Collected data:
******************************

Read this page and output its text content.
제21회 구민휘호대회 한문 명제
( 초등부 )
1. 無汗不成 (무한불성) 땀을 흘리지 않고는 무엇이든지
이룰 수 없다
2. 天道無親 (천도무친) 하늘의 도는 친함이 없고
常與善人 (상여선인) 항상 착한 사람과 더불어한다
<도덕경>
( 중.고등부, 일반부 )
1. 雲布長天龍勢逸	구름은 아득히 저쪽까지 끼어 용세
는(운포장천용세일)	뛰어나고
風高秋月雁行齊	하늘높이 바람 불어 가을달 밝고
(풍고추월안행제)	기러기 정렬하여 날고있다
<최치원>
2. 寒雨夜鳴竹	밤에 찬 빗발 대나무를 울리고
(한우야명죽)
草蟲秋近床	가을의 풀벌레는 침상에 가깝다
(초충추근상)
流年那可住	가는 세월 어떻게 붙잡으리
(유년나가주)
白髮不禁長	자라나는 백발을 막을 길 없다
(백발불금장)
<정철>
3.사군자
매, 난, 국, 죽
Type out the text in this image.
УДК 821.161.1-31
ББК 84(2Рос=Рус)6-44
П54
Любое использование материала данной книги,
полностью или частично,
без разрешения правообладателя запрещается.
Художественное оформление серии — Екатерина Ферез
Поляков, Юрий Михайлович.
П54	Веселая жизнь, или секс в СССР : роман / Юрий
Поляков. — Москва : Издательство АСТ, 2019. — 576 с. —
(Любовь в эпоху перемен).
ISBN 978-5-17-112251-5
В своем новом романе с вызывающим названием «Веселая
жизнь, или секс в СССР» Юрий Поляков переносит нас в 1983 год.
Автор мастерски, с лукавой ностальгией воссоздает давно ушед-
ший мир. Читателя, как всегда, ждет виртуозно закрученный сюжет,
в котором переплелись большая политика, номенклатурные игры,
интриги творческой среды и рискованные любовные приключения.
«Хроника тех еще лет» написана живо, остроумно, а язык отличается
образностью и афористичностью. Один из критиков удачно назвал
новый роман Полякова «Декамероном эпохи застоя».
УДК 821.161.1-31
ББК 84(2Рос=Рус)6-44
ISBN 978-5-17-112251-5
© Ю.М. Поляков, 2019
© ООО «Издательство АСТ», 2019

******************************

**What you need to do**
Extract every entry in the listing word for word.

**Response below**
Read this page and output its text content.
제21회 구민휘호대회 한문 명제
( 초등부 )
1. 無汗不成 (무한불성) 땀을 흘리지 않고는 무엇이든지
이룰 수 없다
2. 天道無親 (천도무친) 하늘의 도는 친함이 없고
常與善人 (상여선인) 항상 착한 사람과 더불어한다
<도덕경>
( 중.고등부, 일반부 )
1. 雲布長天龍勢逸	구름은 아득히 저쪽까지 끼어 용세
는(운포장천용세일)	뛰어나고
風高秋月雁行齊	하늘높이 바람 불어 가을달 밝고
(풍고추월안행제)	기러기 정렬하여 날고있다
<최치원>
2. 寒雨夜鳴竹	밤에 찬 빗발 대나무를 울리고
(한우야명죽)
草蟲秋近床	가을의 풀벌레는 침상에 가깝다
(초충추근상)
流年那可住	가는 세월 어떻게 붙잡으리
(유년나가주)
白髮不禁長	자라나는 백발을 막을 길 없다
(백발불금장)
<정철>
3.사군자
매, 난, 국, 죽
Type out the text in this image.
УДК 821.161.1-31
ББК 84(2Рос=Рус)6-44
П54
Любое использование материала данной книги,
полностью или частично,
без разрешения правообладателя запрещается.
Художественное оформление серии — Екатерина Ферез
Поляков, Юрий Михайлович.
П54	Веселая жизнь, или секс в СССР : роман / Юрий
Поляков. — Москва : Издательство АСТ, 2019. — 576 с. —
(Любовь в эпоху перемен).
ISBN 978-5-17-112251-5
В своем новом романе с вызывающим названием «Веселая
жизнь, или секс в СССР» Юрий Поляков переносит нас в 1983 год.
Автор мастерски, с лукавой ностальгией воссоздает давно ушед-
ший мир. Читателя, как всегда, ждет виртуозно закрученный сюжет,
в котором переплелись большая политика, номенклатурные игры,
интриги творческой среды и рискованные любовные приключения.
«Хроника тех еще лет» написана живо, остроумно, а язык отличается
образностью и афористичностью. Один из критиков удачно назвал
новый роман Полякова «Декамероном эпохи застоя».
УДК 821.161.1-31
ББК 84(2Рос=Рус)6-44
ISBN 978-5-17-112251-5
© Ю.М. Поляков, 2019
© ООО «Издательство АСТ», 2019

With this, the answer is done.